• Written task:
Below are the records; pull every line that includes "assistans".

• Saved entries:
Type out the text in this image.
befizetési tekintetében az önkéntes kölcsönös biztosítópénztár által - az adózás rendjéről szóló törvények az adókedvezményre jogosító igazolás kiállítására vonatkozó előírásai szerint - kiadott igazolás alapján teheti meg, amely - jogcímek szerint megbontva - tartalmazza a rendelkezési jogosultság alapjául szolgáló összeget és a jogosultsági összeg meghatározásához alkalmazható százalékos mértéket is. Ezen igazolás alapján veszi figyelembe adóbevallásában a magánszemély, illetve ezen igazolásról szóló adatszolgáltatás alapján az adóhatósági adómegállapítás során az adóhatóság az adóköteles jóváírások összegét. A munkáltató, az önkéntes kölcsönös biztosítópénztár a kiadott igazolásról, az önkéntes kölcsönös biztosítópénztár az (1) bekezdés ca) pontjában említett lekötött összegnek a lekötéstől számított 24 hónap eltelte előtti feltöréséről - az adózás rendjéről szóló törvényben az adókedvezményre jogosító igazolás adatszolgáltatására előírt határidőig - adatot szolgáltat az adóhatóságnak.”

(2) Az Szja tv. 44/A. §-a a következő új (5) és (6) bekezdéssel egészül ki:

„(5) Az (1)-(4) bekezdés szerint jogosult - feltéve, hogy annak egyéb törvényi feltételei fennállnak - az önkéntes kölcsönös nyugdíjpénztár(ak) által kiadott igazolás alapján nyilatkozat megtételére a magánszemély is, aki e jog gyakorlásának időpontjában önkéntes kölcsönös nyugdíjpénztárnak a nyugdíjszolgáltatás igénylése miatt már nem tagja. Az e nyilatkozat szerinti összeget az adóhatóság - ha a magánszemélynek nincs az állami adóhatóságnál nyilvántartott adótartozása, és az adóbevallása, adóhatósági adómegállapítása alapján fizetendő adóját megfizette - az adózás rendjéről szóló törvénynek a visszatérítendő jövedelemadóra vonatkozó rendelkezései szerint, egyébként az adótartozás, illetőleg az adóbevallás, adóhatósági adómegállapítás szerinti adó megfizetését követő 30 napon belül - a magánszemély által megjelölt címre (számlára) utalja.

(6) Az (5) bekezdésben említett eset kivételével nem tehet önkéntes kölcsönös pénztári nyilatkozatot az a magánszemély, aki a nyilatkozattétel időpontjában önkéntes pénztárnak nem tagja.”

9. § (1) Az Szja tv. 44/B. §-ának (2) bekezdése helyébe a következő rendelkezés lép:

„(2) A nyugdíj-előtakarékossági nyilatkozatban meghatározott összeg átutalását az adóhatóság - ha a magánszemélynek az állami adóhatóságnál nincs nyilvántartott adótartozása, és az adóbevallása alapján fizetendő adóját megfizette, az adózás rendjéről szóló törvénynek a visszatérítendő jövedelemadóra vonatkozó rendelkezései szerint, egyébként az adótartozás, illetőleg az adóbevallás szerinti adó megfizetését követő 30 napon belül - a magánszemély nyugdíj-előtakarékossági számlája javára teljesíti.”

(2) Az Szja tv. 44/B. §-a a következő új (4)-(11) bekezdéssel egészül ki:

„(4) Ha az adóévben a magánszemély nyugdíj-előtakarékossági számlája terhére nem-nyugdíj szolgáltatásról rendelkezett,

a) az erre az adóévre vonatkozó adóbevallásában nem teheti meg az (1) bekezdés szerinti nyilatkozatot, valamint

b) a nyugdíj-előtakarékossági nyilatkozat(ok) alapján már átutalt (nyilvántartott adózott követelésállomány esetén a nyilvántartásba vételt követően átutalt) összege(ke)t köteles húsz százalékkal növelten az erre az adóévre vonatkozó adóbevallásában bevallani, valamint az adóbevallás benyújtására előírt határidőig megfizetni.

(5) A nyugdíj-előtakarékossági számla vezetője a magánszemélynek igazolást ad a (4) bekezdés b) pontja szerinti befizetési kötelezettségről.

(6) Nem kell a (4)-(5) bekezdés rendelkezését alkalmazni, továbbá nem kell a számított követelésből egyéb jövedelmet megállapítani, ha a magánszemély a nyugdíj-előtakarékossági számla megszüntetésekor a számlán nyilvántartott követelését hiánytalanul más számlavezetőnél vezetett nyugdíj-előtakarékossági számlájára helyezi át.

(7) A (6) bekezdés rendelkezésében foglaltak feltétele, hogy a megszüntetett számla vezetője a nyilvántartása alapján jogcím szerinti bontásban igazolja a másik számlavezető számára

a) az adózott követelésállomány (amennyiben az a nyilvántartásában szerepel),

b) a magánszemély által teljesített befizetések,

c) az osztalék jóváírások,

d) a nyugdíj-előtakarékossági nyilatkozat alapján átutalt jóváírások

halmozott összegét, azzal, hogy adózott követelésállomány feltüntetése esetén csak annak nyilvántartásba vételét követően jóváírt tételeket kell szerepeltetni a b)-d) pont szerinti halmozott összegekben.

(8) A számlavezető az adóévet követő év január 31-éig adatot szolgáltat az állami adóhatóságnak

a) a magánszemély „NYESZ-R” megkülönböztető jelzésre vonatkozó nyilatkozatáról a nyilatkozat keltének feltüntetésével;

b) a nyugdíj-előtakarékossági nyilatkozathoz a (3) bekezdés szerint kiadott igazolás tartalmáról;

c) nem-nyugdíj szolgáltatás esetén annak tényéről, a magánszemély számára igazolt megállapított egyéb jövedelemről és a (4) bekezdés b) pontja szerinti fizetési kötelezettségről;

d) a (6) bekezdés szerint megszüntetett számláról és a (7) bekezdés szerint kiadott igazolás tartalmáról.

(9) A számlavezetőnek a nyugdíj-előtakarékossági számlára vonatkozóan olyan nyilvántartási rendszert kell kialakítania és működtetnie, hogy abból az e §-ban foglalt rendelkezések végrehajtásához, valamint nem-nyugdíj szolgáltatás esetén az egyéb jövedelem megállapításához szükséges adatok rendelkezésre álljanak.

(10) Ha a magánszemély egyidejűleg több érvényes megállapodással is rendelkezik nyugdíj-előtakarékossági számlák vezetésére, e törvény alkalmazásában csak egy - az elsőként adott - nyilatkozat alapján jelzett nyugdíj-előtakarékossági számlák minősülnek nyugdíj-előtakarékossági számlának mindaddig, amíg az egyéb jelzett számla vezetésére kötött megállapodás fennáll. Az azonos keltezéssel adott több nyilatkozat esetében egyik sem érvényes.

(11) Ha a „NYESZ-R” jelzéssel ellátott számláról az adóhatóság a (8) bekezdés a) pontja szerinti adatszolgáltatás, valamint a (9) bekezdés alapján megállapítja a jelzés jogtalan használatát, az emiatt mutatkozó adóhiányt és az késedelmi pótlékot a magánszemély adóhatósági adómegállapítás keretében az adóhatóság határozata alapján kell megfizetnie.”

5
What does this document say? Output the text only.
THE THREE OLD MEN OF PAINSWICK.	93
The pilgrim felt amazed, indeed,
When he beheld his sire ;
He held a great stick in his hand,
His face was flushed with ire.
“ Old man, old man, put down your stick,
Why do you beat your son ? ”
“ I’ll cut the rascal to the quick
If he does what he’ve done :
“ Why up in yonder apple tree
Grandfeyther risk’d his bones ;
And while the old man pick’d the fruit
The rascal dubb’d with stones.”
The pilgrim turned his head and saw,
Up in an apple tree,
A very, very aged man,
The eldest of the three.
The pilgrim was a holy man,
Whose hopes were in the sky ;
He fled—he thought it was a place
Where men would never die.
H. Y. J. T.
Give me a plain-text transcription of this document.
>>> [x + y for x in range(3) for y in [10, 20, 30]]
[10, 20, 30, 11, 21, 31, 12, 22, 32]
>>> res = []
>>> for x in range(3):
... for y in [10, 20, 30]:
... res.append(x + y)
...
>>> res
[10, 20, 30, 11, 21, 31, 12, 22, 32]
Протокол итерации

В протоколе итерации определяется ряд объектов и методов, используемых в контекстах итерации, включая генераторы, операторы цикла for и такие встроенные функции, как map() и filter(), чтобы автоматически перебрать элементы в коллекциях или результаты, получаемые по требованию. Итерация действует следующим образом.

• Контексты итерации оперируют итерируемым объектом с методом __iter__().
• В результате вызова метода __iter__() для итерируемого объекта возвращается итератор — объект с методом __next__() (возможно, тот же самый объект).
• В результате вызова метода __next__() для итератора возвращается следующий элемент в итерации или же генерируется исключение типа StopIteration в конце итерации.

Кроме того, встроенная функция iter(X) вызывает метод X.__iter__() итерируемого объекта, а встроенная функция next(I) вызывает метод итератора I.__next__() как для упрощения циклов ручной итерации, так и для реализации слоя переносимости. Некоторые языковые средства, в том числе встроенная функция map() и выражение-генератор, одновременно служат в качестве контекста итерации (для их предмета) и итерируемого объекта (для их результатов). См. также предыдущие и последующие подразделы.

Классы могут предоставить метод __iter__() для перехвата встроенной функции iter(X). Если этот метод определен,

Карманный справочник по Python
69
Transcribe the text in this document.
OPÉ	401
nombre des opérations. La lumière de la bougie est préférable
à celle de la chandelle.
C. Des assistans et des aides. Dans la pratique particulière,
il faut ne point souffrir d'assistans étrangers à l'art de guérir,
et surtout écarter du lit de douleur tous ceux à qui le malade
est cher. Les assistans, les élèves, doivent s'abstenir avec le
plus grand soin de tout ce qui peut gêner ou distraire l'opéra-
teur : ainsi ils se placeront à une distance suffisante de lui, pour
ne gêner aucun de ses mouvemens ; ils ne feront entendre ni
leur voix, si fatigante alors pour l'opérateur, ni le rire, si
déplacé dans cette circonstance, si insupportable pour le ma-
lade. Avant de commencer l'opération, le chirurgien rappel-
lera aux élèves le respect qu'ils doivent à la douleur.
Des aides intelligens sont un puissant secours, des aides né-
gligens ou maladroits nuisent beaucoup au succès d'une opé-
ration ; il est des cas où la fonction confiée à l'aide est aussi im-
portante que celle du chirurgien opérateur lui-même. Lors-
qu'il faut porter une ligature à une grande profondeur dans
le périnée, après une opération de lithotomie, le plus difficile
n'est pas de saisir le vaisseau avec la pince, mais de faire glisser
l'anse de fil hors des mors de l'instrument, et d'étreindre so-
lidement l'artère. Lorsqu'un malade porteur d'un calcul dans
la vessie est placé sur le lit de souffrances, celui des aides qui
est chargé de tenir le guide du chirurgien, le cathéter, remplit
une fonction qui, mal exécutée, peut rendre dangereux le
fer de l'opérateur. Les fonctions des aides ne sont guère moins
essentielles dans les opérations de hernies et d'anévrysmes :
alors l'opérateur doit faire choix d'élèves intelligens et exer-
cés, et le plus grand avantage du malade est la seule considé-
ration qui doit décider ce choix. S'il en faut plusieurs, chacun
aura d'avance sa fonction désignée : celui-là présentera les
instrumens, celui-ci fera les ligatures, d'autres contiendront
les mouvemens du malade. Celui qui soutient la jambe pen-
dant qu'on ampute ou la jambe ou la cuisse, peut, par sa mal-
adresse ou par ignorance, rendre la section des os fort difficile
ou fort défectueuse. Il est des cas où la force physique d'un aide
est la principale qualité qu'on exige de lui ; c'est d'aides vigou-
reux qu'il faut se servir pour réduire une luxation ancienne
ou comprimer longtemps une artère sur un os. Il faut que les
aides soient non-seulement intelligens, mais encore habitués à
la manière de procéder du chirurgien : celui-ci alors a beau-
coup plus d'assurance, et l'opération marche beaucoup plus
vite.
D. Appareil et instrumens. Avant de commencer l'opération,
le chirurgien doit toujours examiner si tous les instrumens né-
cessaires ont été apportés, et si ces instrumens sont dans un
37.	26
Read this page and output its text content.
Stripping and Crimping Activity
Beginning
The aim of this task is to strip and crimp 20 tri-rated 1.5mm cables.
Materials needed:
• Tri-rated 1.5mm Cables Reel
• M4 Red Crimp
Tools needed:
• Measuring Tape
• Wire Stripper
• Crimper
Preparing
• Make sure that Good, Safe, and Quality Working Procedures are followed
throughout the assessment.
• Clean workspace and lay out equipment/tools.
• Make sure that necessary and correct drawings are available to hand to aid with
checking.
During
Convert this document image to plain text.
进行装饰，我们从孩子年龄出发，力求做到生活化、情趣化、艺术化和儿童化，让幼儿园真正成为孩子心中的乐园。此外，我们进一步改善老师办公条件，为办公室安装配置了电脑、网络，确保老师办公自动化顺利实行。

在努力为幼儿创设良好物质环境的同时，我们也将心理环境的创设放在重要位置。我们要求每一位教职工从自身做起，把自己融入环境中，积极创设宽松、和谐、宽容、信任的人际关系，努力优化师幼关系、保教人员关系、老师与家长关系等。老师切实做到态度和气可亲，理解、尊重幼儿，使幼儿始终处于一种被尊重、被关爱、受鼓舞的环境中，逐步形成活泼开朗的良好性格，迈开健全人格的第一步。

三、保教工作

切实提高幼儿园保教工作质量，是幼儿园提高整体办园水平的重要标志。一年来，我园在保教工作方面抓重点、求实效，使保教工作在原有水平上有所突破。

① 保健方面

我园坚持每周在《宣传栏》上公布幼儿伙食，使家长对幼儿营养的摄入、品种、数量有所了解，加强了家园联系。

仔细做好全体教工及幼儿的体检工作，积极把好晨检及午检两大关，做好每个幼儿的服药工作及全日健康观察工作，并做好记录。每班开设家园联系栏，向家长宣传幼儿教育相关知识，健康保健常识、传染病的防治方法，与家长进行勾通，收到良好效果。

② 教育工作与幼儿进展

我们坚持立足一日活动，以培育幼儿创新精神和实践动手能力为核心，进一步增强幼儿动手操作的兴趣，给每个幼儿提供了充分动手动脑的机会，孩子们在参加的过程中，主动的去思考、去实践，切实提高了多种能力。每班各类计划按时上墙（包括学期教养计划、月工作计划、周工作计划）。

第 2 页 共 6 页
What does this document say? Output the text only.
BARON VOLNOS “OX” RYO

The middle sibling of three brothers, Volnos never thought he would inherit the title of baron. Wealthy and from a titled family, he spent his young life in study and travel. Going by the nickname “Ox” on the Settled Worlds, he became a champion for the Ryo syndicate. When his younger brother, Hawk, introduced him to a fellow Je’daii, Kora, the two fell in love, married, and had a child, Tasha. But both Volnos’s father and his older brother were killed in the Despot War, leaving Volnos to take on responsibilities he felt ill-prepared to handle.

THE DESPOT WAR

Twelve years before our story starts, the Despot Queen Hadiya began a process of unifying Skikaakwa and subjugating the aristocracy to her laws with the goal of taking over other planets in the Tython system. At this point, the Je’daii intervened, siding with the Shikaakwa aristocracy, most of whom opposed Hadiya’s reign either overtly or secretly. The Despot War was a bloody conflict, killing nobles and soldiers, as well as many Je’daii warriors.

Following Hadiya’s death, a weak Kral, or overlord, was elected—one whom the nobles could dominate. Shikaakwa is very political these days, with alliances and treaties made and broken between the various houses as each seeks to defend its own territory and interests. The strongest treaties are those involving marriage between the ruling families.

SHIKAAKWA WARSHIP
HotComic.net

• Written solution:
C. Des assistans et des aides. Dans la pratique particulière,
il faut ne point souffrir d'assistans étrangers à l'art de guérir,
est cher. Les assistans, les élèves, doivent s'abstenir avec le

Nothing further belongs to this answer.